§ Exercise requirements
Identify the lines that contain the string "Автор" and copy all of them.

----- Provided entries -----

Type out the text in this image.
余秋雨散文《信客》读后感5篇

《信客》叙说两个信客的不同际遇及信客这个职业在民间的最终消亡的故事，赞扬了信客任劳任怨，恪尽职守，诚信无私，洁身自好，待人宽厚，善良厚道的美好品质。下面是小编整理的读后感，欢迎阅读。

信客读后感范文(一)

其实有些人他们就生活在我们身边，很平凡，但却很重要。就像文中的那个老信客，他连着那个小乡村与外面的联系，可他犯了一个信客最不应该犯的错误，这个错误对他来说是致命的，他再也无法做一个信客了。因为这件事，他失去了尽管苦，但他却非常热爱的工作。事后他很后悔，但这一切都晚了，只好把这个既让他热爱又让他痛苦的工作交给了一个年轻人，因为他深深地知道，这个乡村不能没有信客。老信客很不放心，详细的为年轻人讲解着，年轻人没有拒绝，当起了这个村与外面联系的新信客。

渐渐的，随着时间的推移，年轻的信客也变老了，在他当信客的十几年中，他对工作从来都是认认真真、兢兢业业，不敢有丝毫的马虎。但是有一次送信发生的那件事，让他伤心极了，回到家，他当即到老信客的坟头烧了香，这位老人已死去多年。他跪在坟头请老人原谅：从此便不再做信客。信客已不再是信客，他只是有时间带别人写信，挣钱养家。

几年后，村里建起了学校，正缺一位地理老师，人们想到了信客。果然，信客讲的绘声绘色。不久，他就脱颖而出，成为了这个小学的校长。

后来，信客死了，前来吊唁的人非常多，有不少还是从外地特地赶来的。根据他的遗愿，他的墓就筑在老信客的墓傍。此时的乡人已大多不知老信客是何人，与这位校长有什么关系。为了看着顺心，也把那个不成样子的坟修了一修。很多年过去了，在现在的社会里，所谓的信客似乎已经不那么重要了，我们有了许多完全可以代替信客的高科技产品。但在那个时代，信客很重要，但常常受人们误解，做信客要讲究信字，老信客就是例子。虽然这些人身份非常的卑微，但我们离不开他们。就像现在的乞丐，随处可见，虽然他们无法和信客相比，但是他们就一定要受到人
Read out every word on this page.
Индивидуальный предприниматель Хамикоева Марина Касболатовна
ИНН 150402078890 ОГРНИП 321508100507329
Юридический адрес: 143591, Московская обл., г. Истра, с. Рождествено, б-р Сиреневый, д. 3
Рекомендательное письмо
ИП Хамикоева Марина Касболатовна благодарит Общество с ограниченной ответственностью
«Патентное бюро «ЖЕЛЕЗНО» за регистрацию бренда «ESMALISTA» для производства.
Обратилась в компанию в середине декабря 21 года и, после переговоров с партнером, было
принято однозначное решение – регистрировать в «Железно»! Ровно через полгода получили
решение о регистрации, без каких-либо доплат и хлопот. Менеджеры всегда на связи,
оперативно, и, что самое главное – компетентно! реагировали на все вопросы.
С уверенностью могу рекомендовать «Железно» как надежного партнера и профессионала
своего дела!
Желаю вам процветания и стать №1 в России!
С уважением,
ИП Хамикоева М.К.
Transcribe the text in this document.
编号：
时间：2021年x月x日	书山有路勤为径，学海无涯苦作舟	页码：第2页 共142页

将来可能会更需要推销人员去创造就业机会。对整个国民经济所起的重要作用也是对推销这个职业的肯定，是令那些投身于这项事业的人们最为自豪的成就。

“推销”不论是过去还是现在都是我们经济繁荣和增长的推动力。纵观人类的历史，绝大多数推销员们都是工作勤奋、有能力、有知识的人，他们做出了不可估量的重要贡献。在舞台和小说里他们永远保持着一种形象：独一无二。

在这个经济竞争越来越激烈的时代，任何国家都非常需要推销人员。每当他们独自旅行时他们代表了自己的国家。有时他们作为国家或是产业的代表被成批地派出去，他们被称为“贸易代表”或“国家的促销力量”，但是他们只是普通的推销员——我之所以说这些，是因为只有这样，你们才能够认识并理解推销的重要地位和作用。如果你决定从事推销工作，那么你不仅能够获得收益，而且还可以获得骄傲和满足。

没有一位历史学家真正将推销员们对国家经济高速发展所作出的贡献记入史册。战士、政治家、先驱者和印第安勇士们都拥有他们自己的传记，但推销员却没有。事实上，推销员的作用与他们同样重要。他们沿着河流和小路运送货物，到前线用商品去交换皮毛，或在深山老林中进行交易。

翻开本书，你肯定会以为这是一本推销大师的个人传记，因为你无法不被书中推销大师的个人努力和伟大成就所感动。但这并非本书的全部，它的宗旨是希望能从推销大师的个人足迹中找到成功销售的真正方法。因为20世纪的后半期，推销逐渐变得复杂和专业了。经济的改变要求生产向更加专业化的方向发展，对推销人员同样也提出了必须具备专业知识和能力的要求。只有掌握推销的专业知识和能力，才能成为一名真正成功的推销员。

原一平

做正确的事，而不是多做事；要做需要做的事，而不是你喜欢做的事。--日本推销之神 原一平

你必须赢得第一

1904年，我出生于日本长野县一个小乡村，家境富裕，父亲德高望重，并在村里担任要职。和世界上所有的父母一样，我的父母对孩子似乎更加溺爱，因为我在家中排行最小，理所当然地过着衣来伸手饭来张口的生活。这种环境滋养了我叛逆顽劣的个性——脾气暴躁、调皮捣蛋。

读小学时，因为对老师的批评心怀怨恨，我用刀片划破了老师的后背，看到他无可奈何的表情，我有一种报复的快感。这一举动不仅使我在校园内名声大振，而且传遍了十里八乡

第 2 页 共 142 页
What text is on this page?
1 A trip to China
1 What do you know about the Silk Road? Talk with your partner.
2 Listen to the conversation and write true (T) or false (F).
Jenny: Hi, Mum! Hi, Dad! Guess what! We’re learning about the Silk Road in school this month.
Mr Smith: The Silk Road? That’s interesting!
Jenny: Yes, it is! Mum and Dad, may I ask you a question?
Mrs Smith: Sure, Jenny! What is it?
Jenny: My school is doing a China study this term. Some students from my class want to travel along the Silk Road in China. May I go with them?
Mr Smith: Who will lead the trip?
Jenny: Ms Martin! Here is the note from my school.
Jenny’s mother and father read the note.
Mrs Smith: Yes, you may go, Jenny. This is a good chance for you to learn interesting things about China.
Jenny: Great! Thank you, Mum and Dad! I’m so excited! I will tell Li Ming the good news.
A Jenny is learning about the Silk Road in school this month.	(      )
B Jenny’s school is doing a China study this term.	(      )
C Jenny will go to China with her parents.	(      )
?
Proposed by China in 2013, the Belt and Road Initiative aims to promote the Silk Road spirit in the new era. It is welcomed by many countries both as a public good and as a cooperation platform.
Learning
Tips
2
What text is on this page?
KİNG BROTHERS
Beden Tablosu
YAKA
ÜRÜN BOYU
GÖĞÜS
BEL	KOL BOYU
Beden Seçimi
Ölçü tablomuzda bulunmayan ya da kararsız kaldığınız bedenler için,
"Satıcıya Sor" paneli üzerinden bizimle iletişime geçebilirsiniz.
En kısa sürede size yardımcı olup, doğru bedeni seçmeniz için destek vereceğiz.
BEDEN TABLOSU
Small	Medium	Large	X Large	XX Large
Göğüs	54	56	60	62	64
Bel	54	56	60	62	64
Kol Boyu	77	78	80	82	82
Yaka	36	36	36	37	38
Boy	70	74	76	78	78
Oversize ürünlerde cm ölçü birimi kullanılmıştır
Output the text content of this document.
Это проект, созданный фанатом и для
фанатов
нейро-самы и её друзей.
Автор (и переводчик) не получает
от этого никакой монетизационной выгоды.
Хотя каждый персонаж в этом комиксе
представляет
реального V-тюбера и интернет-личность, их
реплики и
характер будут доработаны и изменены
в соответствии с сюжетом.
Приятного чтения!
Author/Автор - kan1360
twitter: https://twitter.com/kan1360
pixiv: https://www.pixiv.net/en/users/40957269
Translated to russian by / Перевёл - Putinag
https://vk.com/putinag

-----

§ Written response
Автор (и переводчик) не получает
Author/Автор - kan1360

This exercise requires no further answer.